[Layout records]
******

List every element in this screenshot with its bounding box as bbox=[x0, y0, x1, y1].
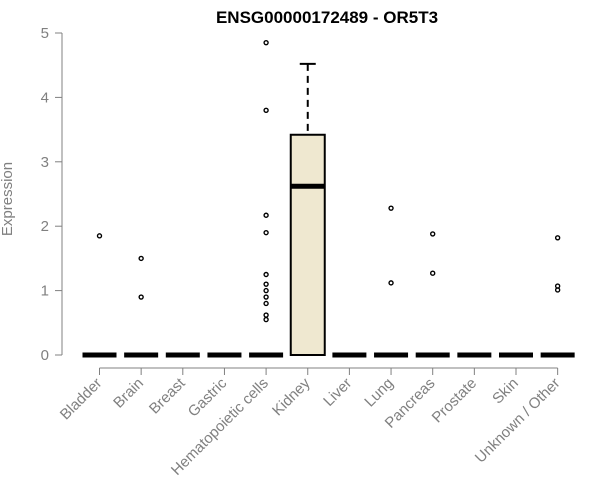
outlier-point bbox=[263, 312, 269, 318]
y-tick-label: 5 bbox=[41, 25, 49, 42]
x-tick-label: Bladder bbox=[57, 375, 106, 424]
y-tick-label: 0 bbox=[41, 347, 49, 364]
y-axis: 0 1 2 3 4 5 bbox=[41, 25, 63, 364]
outlier-point bbox=[388, 205, 394, 211]
x-tick-label: Breast bbox=[146, 374, 189, 417]
outlier-point bbox=[554, 287, 561, 293]
outlier-point bbox=[263, 287, 269, 294]
chart-title: ENSG00000172489 - OR5T3 bbox=[216, 8, 438, 27]
outlier-point bbox=[263, 39, 269, 46]
outlier-point bbox=[263, 316, 269, 323]
outlier-point bbox=[263, 300, 269, 307]
x-tick-label: Liver bbox=[320, 375, 355, 410]
outlier-point bbox=[138, 294, 144, 300]
outlier-point bbox=[263, 294, 269, 300]
y-tick-label: 4 bbox=[41, 89, 49, 106]
x-tick-label: Lung bbox=[361, 375, 397, 411]
y-tick-label: 2 bbox=[41, 218, 49, 235]
outlier-point bbox=[430, 231, 436, 237]
plot-area bbox=[82, 39, 575, 358]
box-body bbox=[289, 133, 326, 356]
x-tick-label: Brain bbox=[110, 375, 147, 412]
box-hematopoietic-cells bbox=[249, 39, 284, 358]
outlier-point bbox=[263, 281, 269, 287]
box-kidney bbox=[289, 62, 326, 356]
outlier-point bbox=[554, 235, 561, 241]
outlier-point bbox=[388, 280, 394, 286]
box-bladder bbox=[82, 233, 117, 358]
y-tick-label: 1 bbox=[41, 283, 49, 300]
x-tick-label: Prostate bbox=[429, 375, 481, 427]
outlier-point bbox=[263, 212, 269, 218]
outlier-point bbox=[430, 270, 436, 276]
y-tick-label: 3 bbox=[41, 154, 49, 171]
outlier-point bbox=[138, 255, 144, 262]
x-tick-label: Skin bbox=[489, 375, 522, 408]
outlier-point bbox=[263, 107, 269, 113]
box-pancreas bbox=[415, 231, 450, 358]
outlier-point bbox=[263, 229, 269, 236]
x-tick-label: Kidney bbox=[269, 374, 314, 419]
box-lung bbox=[374, 205, 409, 358]
box-brain bbox=[124, 255, 159, 358]
outlier-point bbox=[263, 271, 269, 278]
outlier-point bbox=[96, 233, 103, 239]
box-unknown-other bbox=[540, 235, 575, 358]
y-axis-label: Expression bbox=[0, 162, 16, 236]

******

Problem —
Please return, character for character, the lines from the one containing "outlier-point bbox=[263, 312, 269, 318]" up to and including the one containing "outlier-point bbox=[138, 294, 144, 300]".

Response for this exercise —
outlier-point bbox=[263, 312, 269, 318]
y-tick-label: 5 bbox=[41, 25, 49, 42]
x-tick-label: Bladder bbox=[57, 375, 106, 424]
y-tick-label: 0 bbox=[41, 347, 49, 364]
y-axis: 0 1 2 3 4 5 bbox=[41, 25, 63, 364]
outlier-point bbox=[388, 205, 394, 211]
x-tick-label: Breast bbox=[146, 374, 189, 417]
outlier-point bbox=[554, 287, 561, 293]
outlier-point bbox=[263, 287, 269, 294]
chart-title: ENSG00000172489 - OR5T3 bbox=[216, 8, 438, 27]
outlier-point bbox=[263, 39, 269, 46]
outlier-point bbox=[263, 316, 269, 323]
outlier-point bbox=[263, 300, 269, 307]
x-tick-label: Liver bbox=[320, 375, 355, 410]
outlier-point bbox=[138, 294, 144, 300]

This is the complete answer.